**Dataset rows about figures:**
┄┄┄┄┄┄
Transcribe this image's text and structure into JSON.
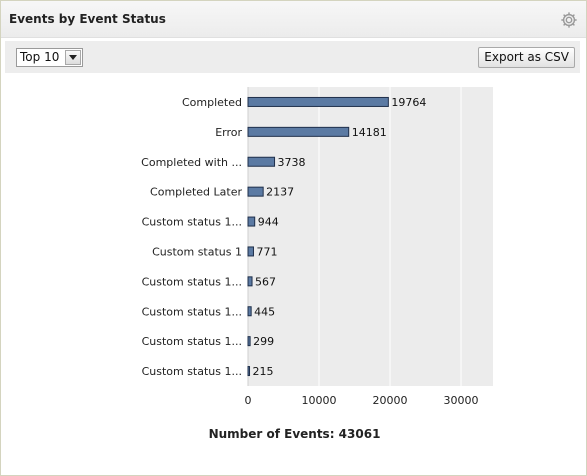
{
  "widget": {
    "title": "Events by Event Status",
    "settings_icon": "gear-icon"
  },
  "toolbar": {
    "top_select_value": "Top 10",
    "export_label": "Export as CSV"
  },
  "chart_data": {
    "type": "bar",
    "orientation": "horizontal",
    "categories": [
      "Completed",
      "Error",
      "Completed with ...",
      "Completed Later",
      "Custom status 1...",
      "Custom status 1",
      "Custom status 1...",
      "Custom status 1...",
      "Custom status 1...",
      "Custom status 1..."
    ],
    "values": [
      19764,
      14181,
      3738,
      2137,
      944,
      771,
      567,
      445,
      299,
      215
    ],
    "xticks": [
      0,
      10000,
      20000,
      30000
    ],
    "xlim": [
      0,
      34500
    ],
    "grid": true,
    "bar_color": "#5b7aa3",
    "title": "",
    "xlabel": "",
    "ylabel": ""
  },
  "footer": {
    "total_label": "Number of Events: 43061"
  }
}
┄┄┄┄┄┄
**REQUIRED TASK:**
Repeat the lines above exactly, and keep every picture out.

**REPLY:**
Transcribe this image's text and structure into JSON.
{
  "widget": {
    "title": "Events by Event Status",
    "settings_icon": "gear-icon"
  },
  "toolbar": {
    "top_select_value": "Top 10",
    "export_label": "Export as CSV"
  },
  "chart_data": {
    "type": "bar",
    "orientation": "horizontal",
    "categories": [
      "Completed",
      "Error",
      "Completed with ...",
      "Completed Later",
      "Custom status 1...",
      "Custom status 1",
      "Custom status 1...",
      "Custom status 1...",
      "Custom status 1...",
      "Custom status 1..."
    ],
    "values": [
      19764,
      14181,
      3738,
      2137,
      944,
      771,
      567,
      445,
      299,
      215
    ],
    "xticks": [
      0,
      10000,
      20000,
      30000
    ],
    "xlim": [
      0,
      34500
    ],
    "grid": true,
    "bar_color": "#5b7aa3",
    "title": "",
    "xlabel": "",
    "ylabel": ""
  },
  "footer": {
    "total_label": "Number of Events: 43061"
  }
}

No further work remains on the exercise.